出典 >>
■ ■ ■ ■ ■
自分自身の半生を語るエッセイ『ラフ&ピース』(宝島社)を上梓した女優・声優・歌手の松本梨香さん

ミュージカルや2.5次元などの舞台や、TVアニメ『ポケットモンスター』『NINKU -忍空-』『伝説の勇者ダ・ガーン』、そして、サンドラ・ブロック(『スピード』『デンジャラス・ビューティー』シリーズなど)やミラ・ジョヴォヴィッチ(『ジャンヌ・ダルク』『フィフス・エレメント』など)、テレビシリーズ『ビバリーヒルズ高校白書』のケリー役など幅広い役柄で活躍してきた女優・声優・歌手の松本梨香さん。彼女が自分自身の半生を語るエッセイ『ラフ&ピース』を上梓した。そこには赤裸々な松本梨香さんの素顔が記されていた。この本に込めた思いはどんなものなのか。松本梨香さんにお話を伺った。

大衆演劇の座長だった父のスピリットを伝えたくて

――松本梨香さんの初となるエッセイ『ラフ&ピース』を拝読しました。松本さんの半生が語られていて、非常に読み応えがありました。有名なエピソードも知らなかったエピソードもたくさん語られていて、松本さんという一本の線で貫かれていく力作でした。
■ ■ ■ ■ ■
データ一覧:
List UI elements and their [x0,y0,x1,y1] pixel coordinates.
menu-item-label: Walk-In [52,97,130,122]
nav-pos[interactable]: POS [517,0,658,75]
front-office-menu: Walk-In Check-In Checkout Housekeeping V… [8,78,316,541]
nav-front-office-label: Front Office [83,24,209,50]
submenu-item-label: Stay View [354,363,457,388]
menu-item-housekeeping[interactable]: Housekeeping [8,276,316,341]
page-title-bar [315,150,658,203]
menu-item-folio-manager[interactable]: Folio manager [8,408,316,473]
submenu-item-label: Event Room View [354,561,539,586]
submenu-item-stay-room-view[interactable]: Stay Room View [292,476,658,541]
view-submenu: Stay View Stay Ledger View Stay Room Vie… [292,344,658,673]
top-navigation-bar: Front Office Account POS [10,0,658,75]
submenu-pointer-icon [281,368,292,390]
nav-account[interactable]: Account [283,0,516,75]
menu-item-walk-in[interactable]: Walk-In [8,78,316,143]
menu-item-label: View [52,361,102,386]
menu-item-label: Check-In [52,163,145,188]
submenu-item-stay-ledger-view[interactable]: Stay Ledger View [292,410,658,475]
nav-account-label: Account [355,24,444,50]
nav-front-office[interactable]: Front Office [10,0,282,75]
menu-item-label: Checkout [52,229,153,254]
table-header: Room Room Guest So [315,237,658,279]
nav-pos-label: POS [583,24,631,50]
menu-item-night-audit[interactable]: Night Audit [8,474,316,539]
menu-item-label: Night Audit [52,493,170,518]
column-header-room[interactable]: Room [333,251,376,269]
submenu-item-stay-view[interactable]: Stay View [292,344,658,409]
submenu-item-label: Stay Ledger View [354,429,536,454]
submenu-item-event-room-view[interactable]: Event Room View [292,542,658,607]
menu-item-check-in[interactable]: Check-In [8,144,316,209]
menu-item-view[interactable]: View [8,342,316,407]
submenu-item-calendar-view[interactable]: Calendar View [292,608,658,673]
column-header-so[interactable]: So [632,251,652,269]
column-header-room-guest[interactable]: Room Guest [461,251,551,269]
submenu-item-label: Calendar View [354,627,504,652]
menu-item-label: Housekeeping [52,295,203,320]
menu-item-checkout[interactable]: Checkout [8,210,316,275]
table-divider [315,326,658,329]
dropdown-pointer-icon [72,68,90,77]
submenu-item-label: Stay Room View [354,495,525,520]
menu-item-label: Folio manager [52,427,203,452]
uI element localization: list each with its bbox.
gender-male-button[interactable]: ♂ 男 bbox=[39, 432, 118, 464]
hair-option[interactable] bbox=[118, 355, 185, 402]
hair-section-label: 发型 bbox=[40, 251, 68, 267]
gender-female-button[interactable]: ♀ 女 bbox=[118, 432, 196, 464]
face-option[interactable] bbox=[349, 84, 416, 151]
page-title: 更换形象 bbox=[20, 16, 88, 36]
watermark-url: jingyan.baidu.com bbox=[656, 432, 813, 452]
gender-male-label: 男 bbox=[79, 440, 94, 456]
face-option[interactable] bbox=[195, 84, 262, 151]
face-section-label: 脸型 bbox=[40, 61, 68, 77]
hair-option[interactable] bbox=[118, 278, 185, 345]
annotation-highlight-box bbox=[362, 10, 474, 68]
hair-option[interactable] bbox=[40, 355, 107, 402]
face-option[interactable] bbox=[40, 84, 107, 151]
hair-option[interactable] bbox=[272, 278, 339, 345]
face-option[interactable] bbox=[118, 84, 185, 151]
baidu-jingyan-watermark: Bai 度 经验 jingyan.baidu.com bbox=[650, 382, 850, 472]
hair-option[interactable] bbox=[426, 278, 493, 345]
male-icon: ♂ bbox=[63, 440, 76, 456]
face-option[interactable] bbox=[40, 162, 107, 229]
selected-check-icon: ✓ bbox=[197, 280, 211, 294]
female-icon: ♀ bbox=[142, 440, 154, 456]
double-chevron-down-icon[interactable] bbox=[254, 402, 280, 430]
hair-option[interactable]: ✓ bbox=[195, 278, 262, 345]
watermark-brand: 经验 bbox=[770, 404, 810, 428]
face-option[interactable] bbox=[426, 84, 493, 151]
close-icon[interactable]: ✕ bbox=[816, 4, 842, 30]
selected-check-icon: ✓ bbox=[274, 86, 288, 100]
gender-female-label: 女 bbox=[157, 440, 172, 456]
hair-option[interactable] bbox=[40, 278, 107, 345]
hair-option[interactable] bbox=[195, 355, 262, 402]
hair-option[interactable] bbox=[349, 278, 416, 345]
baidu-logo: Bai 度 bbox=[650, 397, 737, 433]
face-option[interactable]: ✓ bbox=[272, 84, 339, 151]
■ ■ ■ ■ ■
松本梨香さんのエッセイをめぐるインタビュー記事を、最後の文の後から書き進めなさい。

松本梨香(以下、松本) 自己紹介じゃないけど、「松本梨香ってこういう人なんです」って、わかってもらえたらいいなと思ってました。いろいろな作品や歌を通じて、私のことを初めて知る人もたくさんいらっしゃると思うんですよ、そういう方に、手に取っていただきたいな。

――松本さんは舞台女優や声優、歌手として活動をして芸歴は36年以上。なぜこのタイミングに半生をまとめたエッセイを出版されたんですか?

松本 学校で先生として教える機会があって、そういうときに自分の話を生徒さんにたくさんしていたんですね。いつか、それをまとめて本にできないかなって思っていたんですよ。活字にして残しておいて、皆さんに読んでもらいたいなと思っていた矢先に、今回の単行本のお話をいただいて。すごくナイスタイミングだったので、これは運命かなって思ってね。ぜひ、やらせてくださいってお返事したんです。

――松本さんは先生のときも、自分の人生のエピソードをお話されているんですね。

松本 そうですね。声優や役者を目指す人にとって、技術的なものも大事かもしれないけど、でもやっぱり心が大事なんだと思っているんですよね。表現をするには、人となりがやっぱり大事。私のエンタメの師匠は父なんですが、その父もそういう考えを持っていて。父のスピリットを後世に残したいという気持ちもありましたね。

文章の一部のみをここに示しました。